• [Written exercise]: Where a line holds the word "Growth", copy that line.

***

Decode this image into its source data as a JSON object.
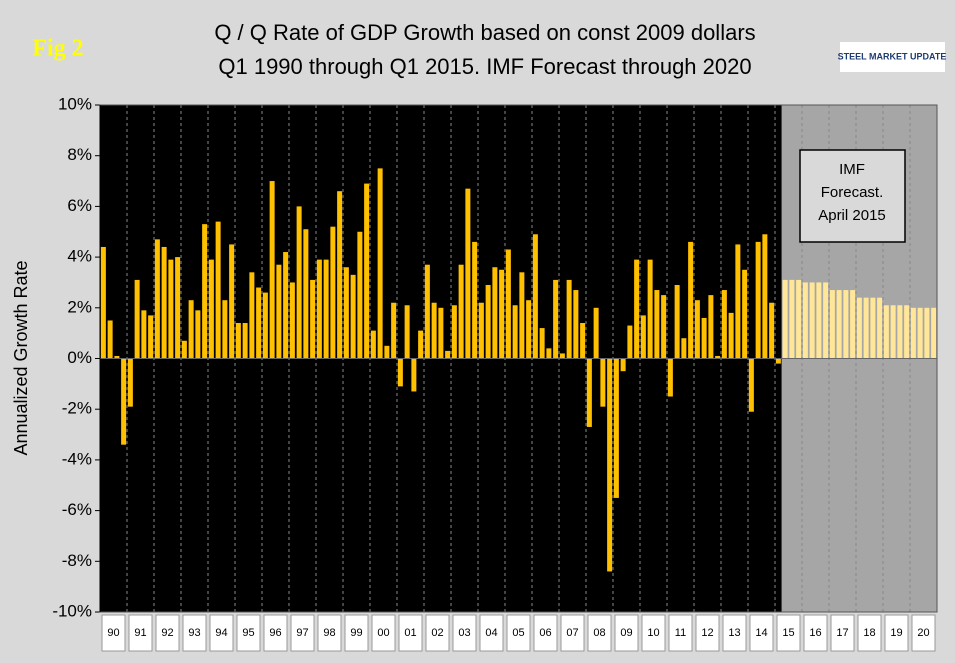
{
  "chart_data": {
    "type": "bar",
    "badge": "Fig 2",
    "title": [
      "Q / Q Rate of GDP Growth based on const 2009 dollars",
      "Q1 1990 through Q1 2015. IMF Forecast through 2020"
    ],
    "logo": "STEEL MARKET UPDATE",
    "y_label": "Annualized Growth Rate",
    "year_labels": [
      "90",
      "91",
      "92",
      "93",
      "94",
      "95",
      "96",
      "97",
      "98",
      "99",
      "00",
      "01",
      "02",
      "03",
      "04",
      "05",
      "06",
      "07",
      "08",
      "09",
      "10",
      "11",
      "12",
      "13",
      "14",
      "15",
      "16",
      "17",
      "18",
      "19",
      "20"
    ],
    "color": "#ffc000",
    "values": [
      4.4,
      1.5,
      0.1,
      -3.4,
      -1.9,
      3.1,
      1.9,
      1.7,
      4.7,
      4.4,
      3.9,
      4.0,
      0.7,
      2.3,
      1.9,
      5.3,
      3.9,
      5.4,
      2.3,
      4.5,
      1.4,
      1.4,
      3.4,
      2.8,
      2.6,
      7.0,
      3.7,
      4.2,
      3.0,
      6.0,
      5.1,
      3.1,
      3.9,
      3.9,
      5.2,
      6.6,
      3.6,
      3.3,
      5.0,
      6.9,
      1.1,
      7.5,
      0.5,
      2.2,
      -1.1,
      2.1,
      -1.3,
      1.1,
      3.7,
      2.2,
      2.0,
      0.3,
      2.1,
      3.7,
      6.7,
      4.6,
      2.2,
      2.9,
      3.6,
      3.5,
      4.3,
      2.1,
      3.4,
      2.3,
      4.9,
      1.2,
      0.4,
      3.1,
      0.2,
      3.1,
      2.7,
      1.4,
      -2.7,
      2.0,
      -1.9,
      -8.4,
      -5.5,
      -0.5,
      1.3,
      3.9,
      1.7,
      3.9,
      2.7,
      2.5,
      -1.5,
      2.9,
      0.8,
      4.6,
      2.3,
      1.6,
      2.5,
      0.1,
      2.7,
      1.8,
      4.5,
      3.5,
      -2.1,
      4.6,
      4.9,
      2.2,
      -0.2
    ],
    "forecast": {
      "color": "#ffe699",
      "values": [
        3.1,
        3.1,
        3.1,
        3.0,
        3.0,
        3.0,
        3.0,
        2.7,
        2.7,
        2.7,
        2.7,
        2.4,
        2.4,
        2.4,
        2.4,
        2.1,
        2.1,
        2.1,
        2.1,
        2.0,
        2.0,
        2.0,
        2.0
      ],
      "annotation": [
        "IMF",
        "Forecast.",
        "April 2015"
      ]
    },
    "ylim": [
      -10,
      10
    ],
    "yticks": [
      {
        "value": -10,
        "label": "-10%"
      },
      {
        "value": -8,
        "label": "-8%"
      },
      {
        "value": -6,
        "label": "-6%"
      },
      {
        "value": -4,
        "label": "-4%"
      },
      {
        "value": -2,
        "label": "-2%"
      },
      {
        "value": 0,
        "label": "0%"
      },
      {
        "value": 2,
        "label": "2%"
      },
      {
        "value": 4,
        "label": "4%"
      },
      {
        "value": 6,
        "label": "6%"
      },
      {
        "value": 8,
        "label": "8%"
      },
      {
        "value": 10,
        "label": "10%"
      }
    ],
    "grid": true
  }
}
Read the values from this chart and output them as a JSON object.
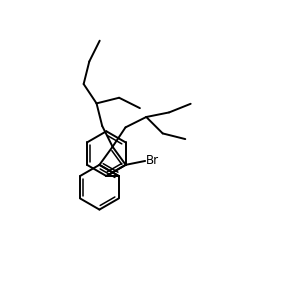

***

• [Result of the task]:
      "Q / Q Rate of GDP Growth based on const 2009 dollars",
    "y_label": "Annualized Growth Rate",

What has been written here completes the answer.